• [Required task 1]
According to the notes on He Leadeth Me, which publisher issued the book, and in what year?
• [Required task 2]
Summarize the notes on He Leadeth Me in two sentences.
• [Required task 3]
Continue the notes on He Leadeth Me from the point where they stop.

He Leadeth Me: An Extraordinary Testament of Faith by Walter J. Ciszek, S.J. & Daniel L. Flaherty, S.J.

(New York: Image / Penguin, 1973), 208

In green pastures he makes me lie down; to still waters he leads me.

And the greatest grace God can give such a man is to send him a trial he cannot bear with his own powers—and then sustain him with his grace so he may endure to the end and be saved.


  • "Men died in those camps, especially those who gave up hope." (12)
  • "God had stripped away from me many of the external consolations, physical and religious, that men rely on and had left me with a core of seemingly simple truths to guide me." (13)

Chapter 1: Albertyn

  • "Why has God allowed this evil to happen?" (19)
  • "It is the status quo that we rely on, that carries us from day to day, and somehow we begin to lose sight of the fact that under all these things and behind all these things, it is God who supports and sustains us." (21)

• [Data lines]

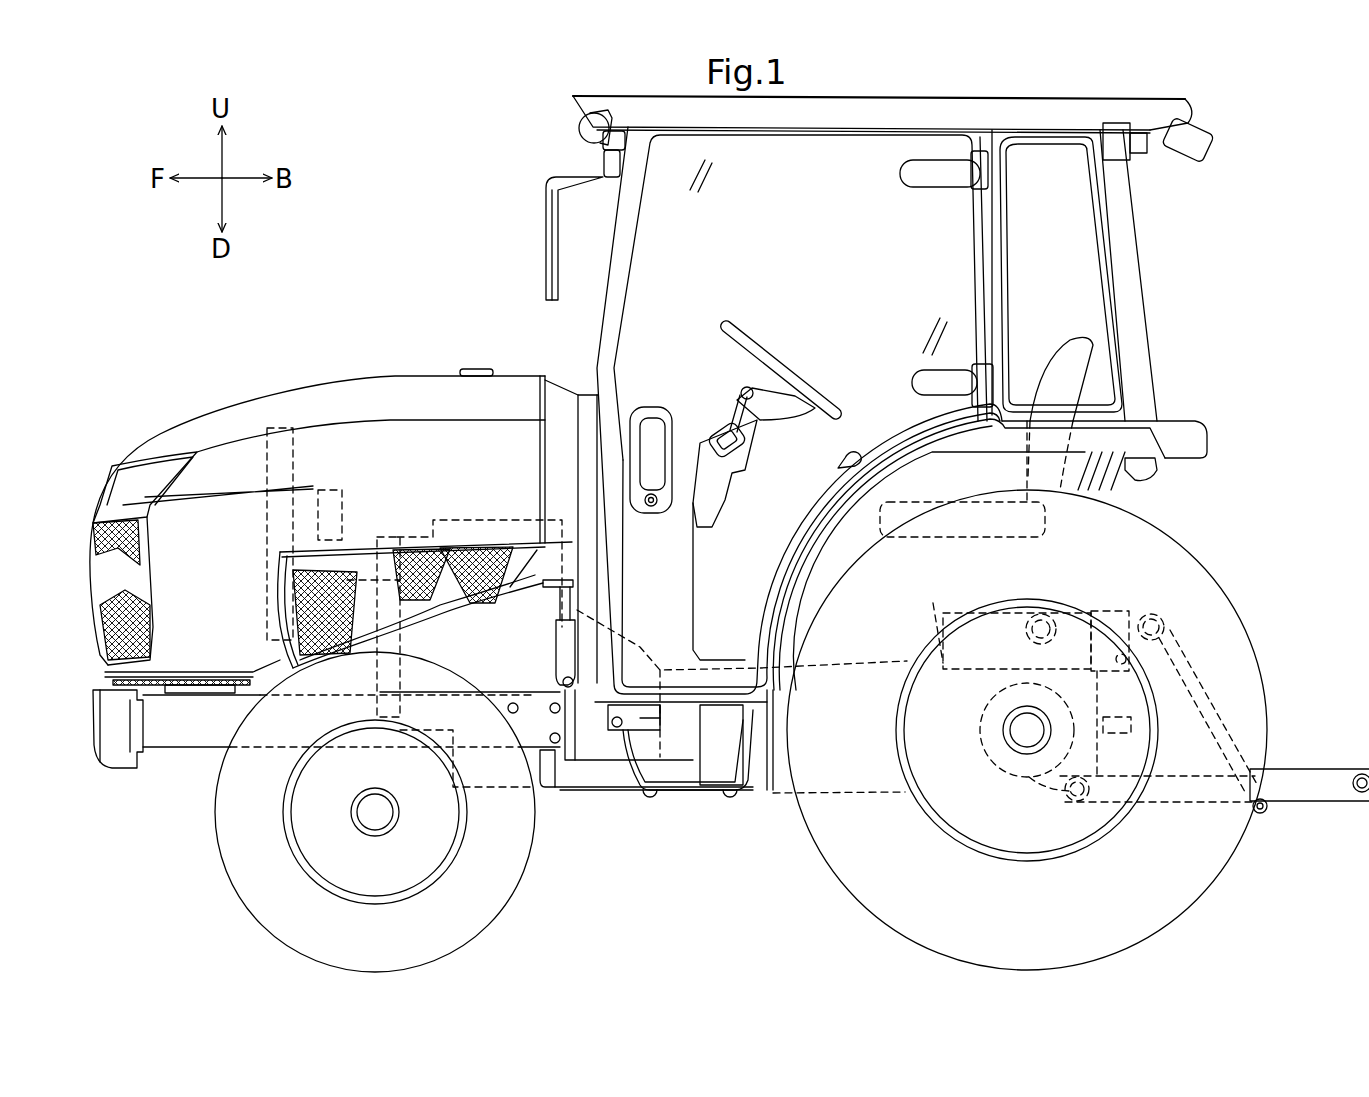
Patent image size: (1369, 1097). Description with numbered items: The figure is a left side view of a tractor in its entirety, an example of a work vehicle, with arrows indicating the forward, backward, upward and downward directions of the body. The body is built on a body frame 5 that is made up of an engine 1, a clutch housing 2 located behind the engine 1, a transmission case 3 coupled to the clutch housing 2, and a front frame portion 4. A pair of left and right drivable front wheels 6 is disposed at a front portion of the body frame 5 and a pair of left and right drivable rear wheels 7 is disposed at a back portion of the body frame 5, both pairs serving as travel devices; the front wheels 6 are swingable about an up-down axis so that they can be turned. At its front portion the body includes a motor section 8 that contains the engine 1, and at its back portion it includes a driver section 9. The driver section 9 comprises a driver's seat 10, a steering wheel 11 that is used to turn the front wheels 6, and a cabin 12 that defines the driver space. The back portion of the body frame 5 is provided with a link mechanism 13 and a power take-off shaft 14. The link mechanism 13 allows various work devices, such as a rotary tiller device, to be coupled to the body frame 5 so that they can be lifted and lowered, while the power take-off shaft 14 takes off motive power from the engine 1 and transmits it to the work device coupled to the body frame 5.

The engine 1 is at (478, 520).
The clutch housing 2 is at (640, 647).
The transmission case 3 is at (777, 786).
The front frame portion 4 is at (177, 740).
The body frame 5 is at (625, 803).
The front wheels 6 is at (491, 918).
The rear wheels 7 is at (1210, 882).
The motor section 8 is at (208, 422).
The driver section 9 is at (660, 337).
The driver's seat 10 is at (927, 497).
The steering wheel 11 is at (765, 357).
The cabin 12 is at (1130, 297).
The link mechanism 13 is at (1319, 767).
The power take-off shaft 14 is at (1133, 727).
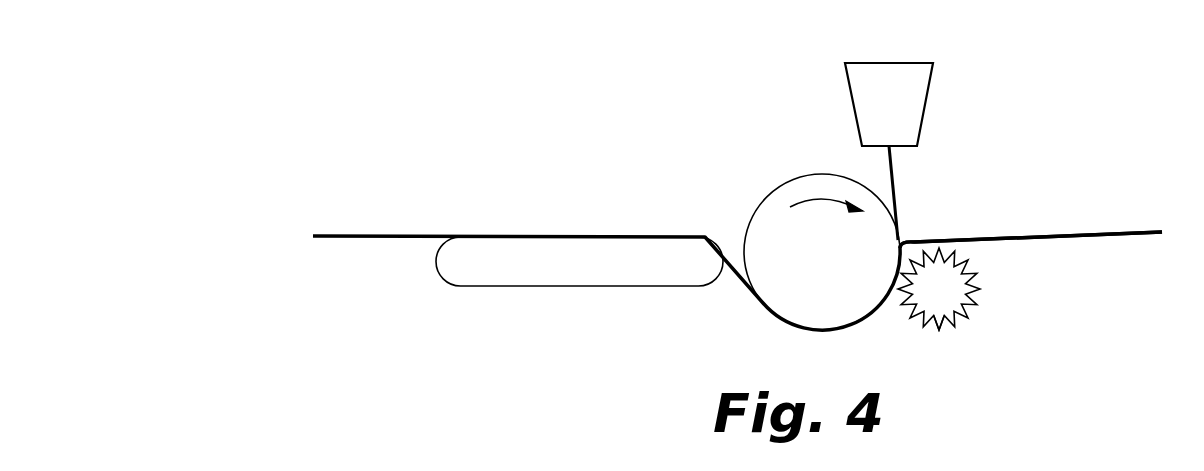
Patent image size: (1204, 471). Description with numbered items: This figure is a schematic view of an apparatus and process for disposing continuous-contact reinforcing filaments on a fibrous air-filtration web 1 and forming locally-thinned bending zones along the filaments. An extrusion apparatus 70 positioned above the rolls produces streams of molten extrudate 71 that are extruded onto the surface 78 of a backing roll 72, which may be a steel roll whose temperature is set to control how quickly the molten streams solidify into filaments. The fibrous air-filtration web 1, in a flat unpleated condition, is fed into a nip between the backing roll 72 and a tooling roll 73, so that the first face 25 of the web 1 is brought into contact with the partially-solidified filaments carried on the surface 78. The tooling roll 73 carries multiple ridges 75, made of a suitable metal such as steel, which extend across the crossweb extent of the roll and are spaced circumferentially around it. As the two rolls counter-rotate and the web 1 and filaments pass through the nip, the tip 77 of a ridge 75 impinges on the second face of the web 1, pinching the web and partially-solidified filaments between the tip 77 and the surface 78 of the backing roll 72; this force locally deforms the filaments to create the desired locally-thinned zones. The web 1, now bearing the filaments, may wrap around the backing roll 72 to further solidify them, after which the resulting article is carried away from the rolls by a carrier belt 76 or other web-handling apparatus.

The fibrous air-filtration web 1 is at (1108, 236).
The first face 25 is at (1030, 239).
The extrusion apparatus 70 is at (876, 72).
The molten extrudate 71 is at (898, 153).
The backing roll 72 is at (804, 188).
The tooling roll 73 is at (955, 328).
The ridges 75 is at (913, 306).
The carrier belt 76 is at (557, 272).
The tip 77 is at (978, 287).
The surface 78 is at (759, 210).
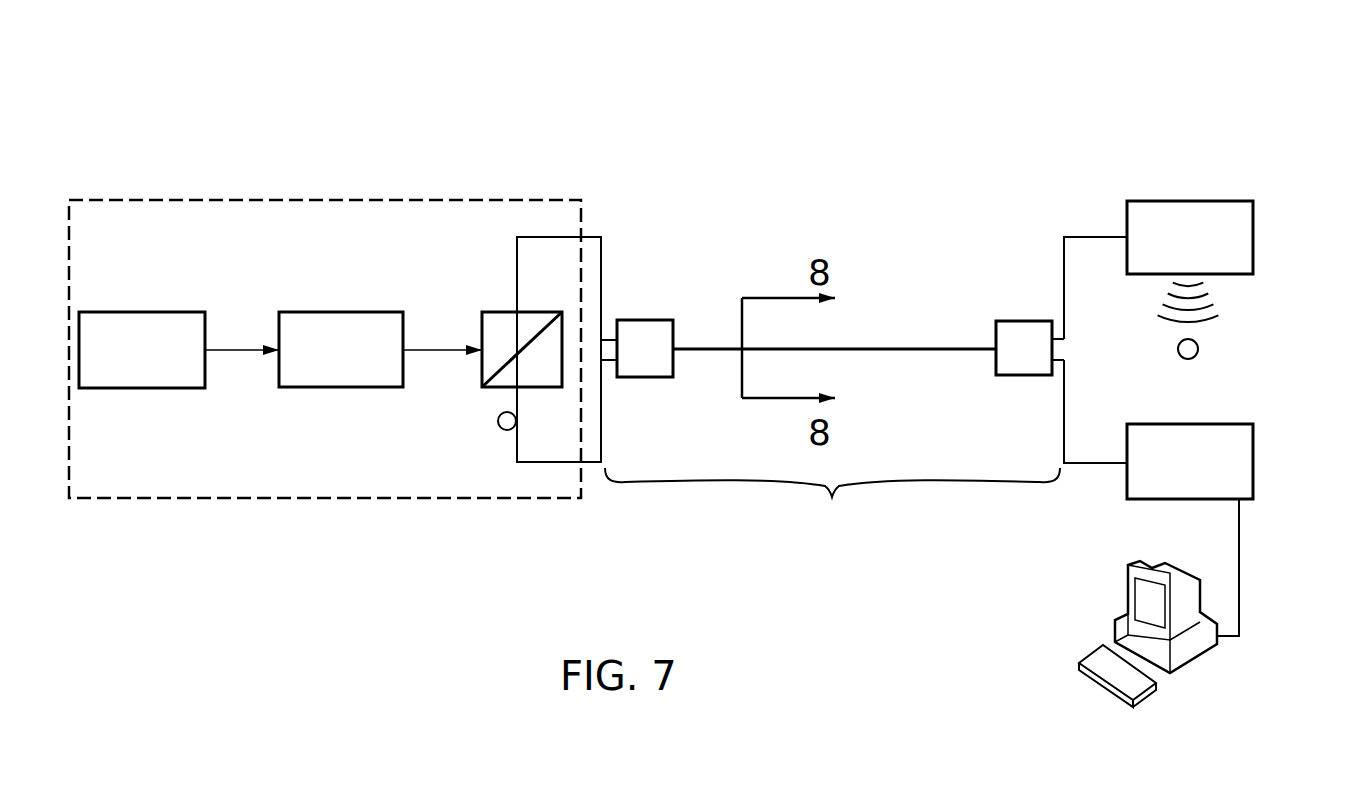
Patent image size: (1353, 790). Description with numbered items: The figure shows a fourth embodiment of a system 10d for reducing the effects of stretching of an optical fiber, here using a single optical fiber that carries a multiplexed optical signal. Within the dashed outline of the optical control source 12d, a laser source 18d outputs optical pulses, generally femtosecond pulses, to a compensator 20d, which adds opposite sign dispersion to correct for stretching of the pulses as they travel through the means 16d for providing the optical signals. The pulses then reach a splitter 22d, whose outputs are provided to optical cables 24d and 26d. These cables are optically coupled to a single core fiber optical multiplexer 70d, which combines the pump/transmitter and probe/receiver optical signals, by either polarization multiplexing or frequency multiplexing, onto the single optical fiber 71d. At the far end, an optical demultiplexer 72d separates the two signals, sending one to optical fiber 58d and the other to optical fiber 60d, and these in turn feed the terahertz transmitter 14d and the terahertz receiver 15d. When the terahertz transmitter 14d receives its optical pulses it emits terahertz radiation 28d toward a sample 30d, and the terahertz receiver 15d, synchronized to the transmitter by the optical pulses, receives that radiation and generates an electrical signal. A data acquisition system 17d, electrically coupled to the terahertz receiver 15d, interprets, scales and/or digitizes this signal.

The system 10d is at (908, 88).
The optical control source 12d is at (408, 200).
The terahertz transmitter 14d is at (1236, 201).
The terahertz receiver 15d is at (1190, 424).
The means for providing optical signals 16d is at (832, 497).
The data acquisition system 17d is at (1191, 574).
The laser source 18d is at (110, 312).
The compensator 20d is at (305, 312).
The splitter 22d is at (483, 368).
The optical cable 24d is at (532, 237).
The optical cable 26d is at (552, 462).
The terahertz radiation 28d is at (1220, 304).
The sample 30d is at (1191, 359).
The optical fiber 58d is at (1092, 237).
The optical fiber 60d is at (1101, 464).
The single core fiber optical multiplexer 70d is at (648, 320).
The optical fiber 71d is at (870, 349).
The optical demultiplexer 72d is at (1018, 321).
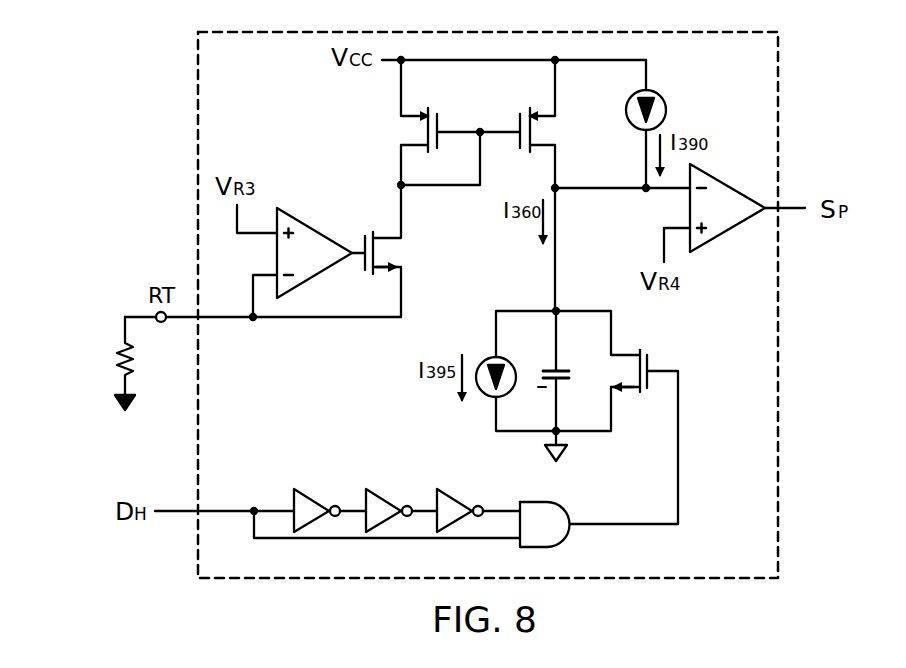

• [Final result 1]
Image / Penguin in New York issued it in 1973.

• [Final result 2]
The notes on He Leadeth Me, by Walter J. Ciszek, S.J., and Daniel L. Flaherty, S.J., hold that the greatest grace God can give a man is a trial he cannot bear on his own, followed by grace to endure it, and they quote the book's observation that men in the camps died, especially those who gave up hope, while God left the author with a core of simple truths. From the chapter "Albertyn," the notes quote the question of why God allows evil and the point that reliance on the status quo makes people lose sight of God sustaining them.

• [Final result 3]
  • "He must allow our whole world to be turned upside down in order to remind us it is not our permanent abode or final destiny." (22)

Chapter 2: The Decision to Enter Russia

Chapter 3: Russia

Chapter 4: Arrest and Imprisonment

  • "God expects each man to accept, as from his hands, the daily situations he sends him and to act as he would have him act and gives him the grace to act." (48)

Chapter 5: Lubianka

  • "I spent five years in Lubianka, most of it alone in such silence." (53)
  • "The human mind is restless...you either learn to control and channel it or you can go mad." (55)
  • Daily Routine of Spiritual Disciplines in prison: 5:30 wake, say the The Morning Offering, hour of meditation, 7:30 breakfast, say Mass by heart (!), The Angelus three times per day, Examination of conscience at noon and before bed, three rosaries in Polish, Latin, and Russian in the afternoon as a substitute for the Liturgy of the Hours and prepare his meditation for the next morning (56-57)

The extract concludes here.